Task brief: Output the data below in full, byte for byte. Nothing may differ.
○ ○ ○
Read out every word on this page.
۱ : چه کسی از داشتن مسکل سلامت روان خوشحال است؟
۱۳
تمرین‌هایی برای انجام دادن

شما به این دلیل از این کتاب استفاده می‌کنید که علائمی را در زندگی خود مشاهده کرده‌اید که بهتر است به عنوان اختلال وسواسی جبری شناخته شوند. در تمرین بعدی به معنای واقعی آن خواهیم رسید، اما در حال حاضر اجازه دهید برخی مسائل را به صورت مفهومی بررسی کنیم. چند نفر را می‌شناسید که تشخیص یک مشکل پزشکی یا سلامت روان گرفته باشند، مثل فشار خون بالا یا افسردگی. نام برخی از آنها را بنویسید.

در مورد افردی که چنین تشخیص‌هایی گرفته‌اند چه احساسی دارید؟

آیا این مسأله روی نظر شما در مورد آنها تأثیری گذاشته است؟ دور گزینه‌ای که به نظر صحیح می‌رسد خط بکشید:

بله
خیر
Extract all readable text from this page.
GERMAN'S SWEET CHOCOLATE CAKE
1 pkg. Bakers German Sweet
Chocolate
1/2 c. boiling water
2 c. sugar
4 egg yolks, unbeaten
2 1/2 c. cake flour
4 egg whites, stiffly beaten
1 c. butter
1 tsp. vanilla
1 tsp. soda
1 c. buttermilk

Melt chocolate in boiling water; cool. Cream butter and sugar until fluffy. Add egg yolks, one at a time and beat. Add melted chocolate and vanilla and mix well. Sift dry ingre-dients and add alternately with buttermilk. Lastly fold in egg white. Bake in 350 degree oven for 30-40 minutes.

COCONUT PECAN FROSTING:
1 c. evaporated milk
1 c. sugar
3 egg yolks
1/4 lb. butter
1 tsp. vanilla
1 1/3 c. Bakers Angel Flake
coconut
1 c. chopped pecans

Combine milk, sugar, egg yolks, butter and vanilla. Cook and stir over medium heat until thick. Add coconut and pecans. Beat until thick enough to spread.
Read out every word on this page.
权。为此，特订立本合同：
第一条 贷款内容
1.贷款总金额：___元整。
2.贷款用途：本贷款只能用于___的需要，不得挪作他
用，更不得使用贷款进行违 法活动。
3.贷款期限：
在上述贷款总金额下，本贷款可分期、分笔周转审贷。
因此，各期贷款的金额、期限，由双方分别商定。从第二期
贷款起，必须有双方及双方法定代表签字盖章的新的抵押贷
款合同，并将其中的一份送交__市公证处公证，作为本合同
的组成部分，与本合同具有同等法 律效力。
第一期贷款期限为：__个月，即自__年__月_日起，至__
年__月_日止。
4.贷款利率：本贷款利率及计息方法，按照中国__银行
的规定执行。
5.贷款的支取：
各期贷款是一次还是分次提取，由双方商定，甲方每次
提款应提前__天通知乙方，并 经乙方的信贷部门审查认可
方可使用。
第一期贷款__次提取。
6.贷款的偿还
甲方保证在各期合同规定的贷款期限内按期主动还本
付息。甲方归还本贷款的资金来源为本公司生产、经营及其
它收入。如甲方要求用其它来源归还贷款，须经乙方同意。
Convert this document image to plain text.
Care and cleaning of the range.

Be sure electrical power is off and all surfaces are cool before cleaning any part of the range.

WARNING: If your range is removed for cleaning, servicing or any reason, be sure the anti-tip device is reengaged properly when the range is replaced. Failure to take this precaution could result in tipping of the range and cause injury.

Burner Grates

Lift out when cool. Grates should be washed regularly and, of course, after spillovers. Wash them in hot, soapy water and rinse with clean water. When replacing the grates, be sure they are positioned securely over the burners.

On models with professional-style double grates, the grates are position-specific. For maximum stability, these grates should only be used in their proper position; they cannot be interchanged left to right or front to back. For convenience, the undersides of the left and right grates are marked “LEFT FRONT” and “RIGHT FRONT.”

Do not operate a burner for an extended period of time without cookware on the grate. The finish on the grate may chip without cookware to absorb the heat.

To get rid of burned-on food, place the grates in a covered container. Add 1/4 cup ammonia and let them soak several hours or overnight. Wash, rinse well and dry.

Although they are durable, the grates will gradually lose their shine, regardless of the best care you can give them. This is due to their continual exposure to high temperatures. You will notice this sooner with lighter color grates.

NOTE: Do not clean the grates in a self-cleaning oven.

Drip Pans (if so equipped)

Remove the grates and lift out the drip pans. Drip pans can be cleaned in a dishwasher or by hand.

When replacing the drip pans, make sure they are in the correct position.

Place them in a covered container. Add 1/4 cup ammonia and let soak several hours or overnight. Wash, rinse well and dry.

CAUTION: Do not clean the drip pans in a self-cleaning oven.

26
○ ○ ○
Full solution:
Read out every word on this page.
۱ : چه کسی از داشتن مسکل سلامت روان خوشحال است؟
۱۳
تمرین‌هایی برای انجام دادن

شما به این دلیل از این کتاب استفاده می‌کنید که علائمی را در زندگی خود مشاهده کرده‌اید که بهتر است به عنوان اختلال وسواسی جبری شناخته شوند. در تمرین بعدی به معنای واقعی آن خواهیم رسید، اما در حال حاضر اجازه دهید برخی مسائل را به صورت مفهومی بررسی کنیم. چند نفر را می‌شناسید که تشخیص یک مشکل پزشکی یا سلامت روان گرفته باشند، مثل فشار خون بالا یا افسردگی. نام برخی از آنها را بنویسید.

در مورد افردی که چنین تشخیص‌هایی گرفته‌اند چه احساسی دارید؟

آیا این مسأله روی نظر شما در مورد آنها تأثیری گذاشته است؟ دور گزینه‌ای که به نظر صحیح می‌رسد خط بکشید:

بله
خیر
Extract all readable text from this page.
GERMAN'S SWEET CHOCOLATE CAKE
1 pkg. Bakers German Sweet
Chocolate
1/2 c. boiling water
2 c. sugar
4 egg yolks, unbeaten
2 1/2 c. cake flour
4 egg whites, stiffly beaten
1 c. butter
1 tsp. vanilla
1 tsp. soda
1 c. buttermilk

Melt chocolate in boiling water; cool. Cream butter and sugar until fluffy. Add egg yolks, one at a time and beat. Add melted chocolate and vanilla and mix well. Sift dry ingre-dients and add alternately with buttermilk. Lastly fold in egg white. Bake in 350 degree oven for 30-40 minutes.

COCONUT PECAN FROSTING:
1 c. evaporated milk
1 c. sugar
3 egg yolks
1/4 lb. butter
1 tsp. vanilla
1 1/3 c. Bakers Angel Flake
coconut
1 c. chopped pecans

Combine milk, sugar, egg yolks, butter and vanilla. Cook and stir over medium heat until thick. Add coconut and pecans. Beat until thick enough to spread.
Read out every word on this page.
权。为此，特订立本合同：
第一条 贷款内容
1.贷款总金额：___元整。
2.贷款用途：本贷款只能用于___的需要，不得挪作他
用，更不得使用贷款进行违 法活动。
3.贷款期限：
在上述贷款总金额下，本贷款可分期、分笔周转审贷。
因此，各期贷款的金额、期限，由双方分别商定。从第二期
贷款起，必须有双方及双方法定代表签字盖章的新的抵押贷
款合同，并将其中的一份送交__市公证处公证，作为本合同
的组成部分，与本合同具有同等法 律效力。
第一期贷款期限为：__个月，即自__年__月_日起，至__
年__月_日止。
4.贷款利率：本贷款利率及计息方法，按照中国__银行
的规定执行。
5.贷款的支取：
各期贷款是一次还是分次提取，由双方商定，甲方每次
提款应提前__天通知乙方，并 经乙方的信贷部门审查认可
方可使用。
第一期贷款__次提取。
6.贷款的偿还
甲方保证在各期合同规定的贷款期限内按期主动还本
付息。甲方归还本贷款的资金来源为本公司生产、经营及其
它收入。如甲方要求用其它来源归还贷款，须经乙方同意。
Convert this document image to plain text.
Care and cleaning of the range.

Be sure electrical power is off and all surfaces are cool before cleaning any part of the range.

WARNING: If your range is removed for cleaning, servicing or any reason, be sure the anti-tip device is reengaged properly when the range is replaced. Failure to take this precaution could result in tipping of the range and cause injury.

Burner Grates

Lift out when cool. Grates should be washed regularly and, of course, after spillovers. Wash them in hot, soapy water and rinse with clean water. When replacing the grates, be sure they are positioned securely over the burners.

On models with professional-style double grates, the grates are position-specific. For maximum stability, these grates should only be used in their proper position; they cannot be interchanged left to right or front to back. For convenience, the undersides of the left and right grates are marked “LEFT FRONT” and “RIGHT FRONT.”

Do not operate a burner for an extended period of time without cookware on the grate. The finish on the grate may chip without cookware to absorb the heat.

To get rid of burned-on food, place the grates in a covered container. Add 1/4 cup ammonia and let them soak several hours or overnight. Wash, rinse well and dry.

Although they are durable, the grates will gradually lose their shine, regardless of the best care you can give them. This is due to their continual exposure to high temperatures. You will notice this sooner with lighter color grates.

NOTE: Do not clean the grates in a self-cleaning oven.

Drip Pans (if so equipped)

Remove the grates and lift out the drip pans. Drip pans can be cleaned in a dishwasher or by hand.

When replacing the drip pans, make sure they are in the correct position.

Place them in a covered container. Add 1/4 cup ammonia and let soak several hours or overnight. Wash, rinse well and dry.

CAUTION: Do not clean the drip pans in a self-cleaning oven.

26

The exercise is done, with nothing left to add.